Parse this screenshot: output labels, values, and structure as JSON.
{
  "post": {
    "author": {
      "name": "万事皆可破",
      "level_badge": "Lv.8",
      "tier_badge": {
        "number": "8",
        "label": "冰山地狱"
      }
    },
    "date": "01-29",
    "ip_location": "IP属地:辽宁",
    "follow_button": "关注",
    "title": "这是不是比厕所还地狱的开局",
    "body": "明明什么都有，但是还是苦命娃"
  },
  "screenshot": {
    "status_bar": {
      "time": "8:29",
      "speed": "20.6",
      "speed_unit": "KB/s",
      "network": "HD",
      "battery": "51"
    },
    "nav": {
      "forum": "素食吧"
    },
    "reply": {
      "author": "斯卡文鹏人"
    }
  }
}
·····
Objective - Every line in the data above that contains "screenshot" needs to be copied.

Complete output -
Parse this screenshot: output labels, values, and structure as JSON.
  "screenshot": {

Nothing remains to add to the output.